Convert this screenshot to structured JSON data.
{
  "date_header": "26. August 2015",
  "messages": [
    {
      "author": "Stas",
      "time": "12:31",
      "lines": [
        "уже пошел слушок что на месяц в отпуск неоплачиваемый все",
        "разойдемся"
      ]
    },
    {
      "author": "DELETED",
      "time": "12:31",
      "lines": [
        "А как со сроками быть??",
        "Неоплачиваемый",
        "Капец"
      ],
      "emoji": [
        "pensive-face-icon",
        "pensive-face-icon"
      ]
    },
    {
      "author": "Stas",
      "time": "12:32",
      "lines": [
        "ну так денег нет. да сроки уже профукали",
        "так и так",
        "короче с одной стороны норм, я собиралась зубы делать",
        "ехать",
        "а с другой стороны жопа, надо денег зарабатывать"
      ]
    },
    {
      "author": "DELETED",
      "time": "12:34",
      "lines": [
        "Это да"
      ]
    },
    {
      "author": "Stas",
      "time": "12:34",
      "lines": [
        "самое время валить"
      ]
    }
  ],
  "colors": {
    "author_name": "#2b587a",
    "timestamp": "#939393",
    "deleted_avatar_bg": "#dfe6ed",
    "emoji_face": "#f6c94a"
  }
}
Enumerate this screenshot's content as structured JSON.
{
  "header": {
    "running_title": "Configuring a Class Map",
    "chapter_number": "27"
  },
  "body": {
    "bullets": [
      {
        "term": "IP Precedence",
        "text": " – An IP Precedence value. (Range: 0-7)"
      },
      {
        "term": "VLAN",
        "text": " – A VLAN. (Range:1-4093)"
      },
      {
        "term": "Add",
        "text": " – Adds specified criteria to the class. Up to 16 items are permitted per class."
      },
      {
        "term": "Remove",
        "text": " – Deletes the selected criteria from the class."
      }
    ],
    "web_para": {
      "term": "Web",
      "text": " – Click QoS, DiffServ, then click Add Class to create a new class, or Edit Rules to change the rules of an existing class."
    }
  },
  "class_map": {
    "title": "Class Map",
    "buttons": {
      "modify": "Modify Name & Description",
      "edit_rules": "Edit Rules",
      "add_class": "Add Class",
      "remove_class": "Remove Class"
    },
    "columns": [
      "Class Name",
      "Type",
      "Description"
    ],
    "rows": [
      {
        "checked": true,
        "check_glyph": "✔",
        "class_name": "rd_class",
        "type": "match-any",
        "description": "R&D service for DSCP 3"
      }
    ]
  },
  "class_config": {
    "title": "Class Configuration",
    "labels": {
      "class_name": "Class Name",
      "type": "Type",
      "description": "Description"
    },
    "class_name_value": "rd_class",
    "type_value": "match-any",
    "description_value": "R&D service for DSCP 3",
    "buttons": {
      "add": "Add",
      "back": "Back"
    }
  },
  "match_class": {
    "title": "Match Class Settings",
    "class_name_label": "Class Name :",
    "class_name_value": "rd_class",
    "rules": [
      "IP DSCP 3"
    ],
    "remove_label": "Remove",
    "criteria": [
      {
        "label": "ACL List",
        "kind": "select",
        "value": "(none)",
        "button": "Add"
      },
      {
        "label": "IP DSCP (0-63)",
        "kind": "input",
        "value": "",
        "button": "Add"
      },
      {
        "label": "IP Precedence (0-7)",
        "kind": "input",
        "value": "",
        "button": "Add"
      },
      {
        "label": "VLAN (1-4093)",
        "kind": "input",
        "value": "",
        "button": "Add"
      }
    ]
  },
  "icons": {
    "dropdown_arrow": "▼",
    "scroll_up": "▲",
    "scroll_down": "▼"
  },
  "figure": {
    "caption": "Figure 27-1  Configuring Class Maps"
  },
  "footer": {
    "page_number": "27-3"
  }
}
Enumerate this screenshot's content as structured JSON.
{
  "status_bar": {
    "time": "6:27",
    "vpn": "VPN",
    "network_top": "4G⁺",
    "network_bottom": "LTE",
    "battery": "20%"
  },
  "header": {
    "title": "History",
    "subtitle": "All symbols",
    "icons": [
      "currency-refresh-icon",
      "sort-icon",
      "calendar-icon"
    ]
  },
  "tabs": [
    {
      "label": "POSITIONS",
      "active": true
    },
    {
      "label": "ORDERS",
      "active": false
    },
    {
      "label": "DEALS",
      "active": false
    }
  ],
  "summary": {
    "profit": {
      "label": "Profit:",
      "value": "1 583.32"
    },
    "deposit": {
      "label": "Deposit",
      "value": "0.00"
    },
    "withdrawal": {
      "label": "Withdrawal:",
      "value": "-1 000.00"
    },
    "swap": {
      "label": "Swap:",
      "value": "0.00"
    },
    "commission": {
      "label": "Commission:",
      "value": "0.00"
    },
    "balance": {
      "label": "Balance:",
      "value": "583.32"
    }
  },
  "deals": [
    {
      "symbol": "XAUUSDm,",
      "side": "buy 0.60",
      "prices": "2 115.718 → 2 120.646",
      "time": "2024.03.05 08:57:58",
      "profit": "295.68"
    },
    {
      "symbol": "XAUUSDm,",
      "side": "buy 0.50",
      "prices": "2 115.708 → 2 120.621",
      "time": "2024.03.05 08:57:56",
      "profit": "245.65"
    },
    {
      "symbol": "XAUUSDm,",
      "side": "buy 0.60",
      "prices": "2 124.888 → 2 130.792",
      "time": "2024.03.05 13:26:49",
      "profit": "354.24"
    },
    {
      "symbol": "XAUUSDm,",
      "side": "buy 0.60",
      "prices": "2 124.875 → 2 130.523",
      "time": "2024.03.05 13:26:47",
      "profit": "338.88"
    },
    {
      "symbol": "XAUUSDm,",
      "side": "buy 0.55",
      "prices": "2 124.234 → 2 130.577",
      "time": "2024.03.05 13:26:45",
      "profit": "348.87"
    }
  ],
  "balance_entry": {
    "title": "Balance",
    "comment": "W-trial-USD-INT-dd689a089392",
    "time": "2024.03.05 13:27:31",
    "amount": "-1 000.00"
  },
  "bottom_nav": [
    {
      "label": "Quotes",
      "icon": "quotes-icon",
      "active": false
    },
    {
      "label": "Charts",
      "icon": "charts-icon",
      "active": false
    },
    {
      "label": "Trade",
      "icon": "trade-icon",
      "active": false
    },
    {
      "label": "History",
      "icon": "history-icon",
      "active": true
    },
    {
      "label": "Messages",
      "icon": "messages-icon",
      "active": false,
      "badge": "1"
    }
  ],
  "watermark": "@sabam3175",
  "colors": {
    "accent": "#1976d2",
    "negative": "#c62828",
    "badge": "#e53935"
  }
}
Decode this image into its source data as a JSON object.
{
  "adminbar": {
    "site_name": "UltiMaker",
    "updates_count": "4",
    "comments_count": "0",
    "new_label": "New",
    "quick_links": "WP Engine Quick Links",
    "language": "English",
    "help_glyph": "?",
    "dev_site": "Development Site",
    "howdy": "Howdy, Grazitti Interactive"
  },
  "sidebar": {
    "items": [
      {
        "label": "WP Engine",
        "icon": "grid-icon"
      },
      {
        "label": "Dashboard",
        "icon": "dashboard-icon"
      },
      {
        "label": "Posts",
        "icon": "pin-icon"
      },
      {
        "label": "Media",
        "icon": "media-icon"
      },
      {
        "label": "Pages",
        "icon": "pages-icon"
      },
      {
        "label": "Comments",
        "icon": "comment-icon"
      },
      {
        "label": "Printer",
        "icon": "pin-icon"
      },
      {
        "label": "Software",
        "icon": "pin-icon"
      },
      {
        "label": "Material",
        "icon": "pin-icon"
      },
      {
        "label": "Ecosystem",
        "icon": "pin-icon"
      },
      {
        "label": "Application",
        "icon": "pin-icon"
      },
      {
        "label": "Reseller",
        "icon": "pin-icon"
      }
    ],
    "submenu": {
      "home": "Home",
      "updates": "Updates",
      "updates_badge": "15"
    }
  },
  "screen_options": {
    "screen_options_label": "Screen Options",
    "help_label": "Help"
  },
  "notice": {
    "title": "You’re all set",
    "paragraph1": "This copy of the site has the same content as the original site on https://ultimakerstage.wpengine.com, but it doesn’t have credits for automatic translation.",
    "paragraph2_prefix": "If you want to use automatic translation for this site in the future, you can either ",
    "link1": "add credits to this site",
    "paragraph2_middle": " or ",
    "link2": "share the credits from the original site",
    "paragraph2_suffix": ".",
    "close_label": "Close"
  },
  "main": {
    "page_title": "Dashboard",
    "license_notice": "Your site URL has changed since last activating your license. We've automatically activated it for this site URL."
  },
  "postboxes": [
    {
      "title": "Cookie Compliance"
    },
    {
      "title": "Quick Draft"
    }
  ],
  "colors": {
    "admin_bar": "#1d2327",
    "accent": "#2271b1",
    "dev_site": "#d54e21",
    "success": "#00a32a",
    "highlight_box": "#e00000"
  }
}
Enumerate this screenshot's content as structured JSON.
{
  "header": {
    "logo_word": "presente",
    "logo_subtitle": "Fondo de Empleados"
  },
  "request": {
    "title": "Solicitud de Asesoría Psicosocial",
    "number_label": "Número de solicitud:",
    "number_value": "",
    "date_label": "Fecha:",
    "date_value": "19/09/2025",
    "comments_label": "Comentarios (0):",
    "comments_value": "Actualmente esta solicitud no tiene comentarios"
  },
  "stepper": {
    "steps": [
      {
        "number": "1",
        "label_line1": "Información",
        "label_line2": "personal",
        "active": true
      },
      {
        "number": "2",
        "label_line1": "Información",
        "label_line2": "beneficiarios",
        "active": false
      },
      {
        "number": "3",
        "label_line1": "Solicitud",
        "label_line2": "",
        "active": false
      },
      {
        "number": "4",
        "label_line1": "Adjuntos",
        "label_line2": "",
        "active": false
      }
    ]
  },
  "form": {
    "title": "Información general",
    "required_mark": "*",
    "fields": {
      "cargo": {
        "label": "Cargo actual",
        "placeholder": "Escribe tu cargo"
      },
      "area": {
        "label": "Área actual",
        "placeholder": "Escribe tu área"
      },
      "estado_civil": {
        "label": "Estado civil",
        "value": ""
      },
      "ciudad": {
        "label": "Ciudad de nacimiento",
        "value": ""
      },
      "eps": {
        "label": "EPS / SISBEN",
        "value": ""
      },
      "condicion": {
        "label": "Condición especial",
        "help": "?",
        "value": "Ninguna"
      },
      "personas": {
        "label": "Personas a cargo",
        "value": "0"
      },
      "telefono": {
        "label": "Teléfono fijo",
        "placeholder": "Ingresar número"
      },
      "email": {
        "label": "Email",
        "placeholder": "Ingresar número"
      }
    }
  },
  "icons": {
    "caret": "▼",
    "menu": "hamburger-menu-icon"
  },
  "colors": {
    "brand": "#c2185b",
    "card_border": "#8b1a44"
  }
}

++++++++

• **Short exercise**
Return every line above that contains the word "Quick".

• **Worked answer**
    "quick_links": "WP Engine Quick Links",
      "title": "Quick Draft"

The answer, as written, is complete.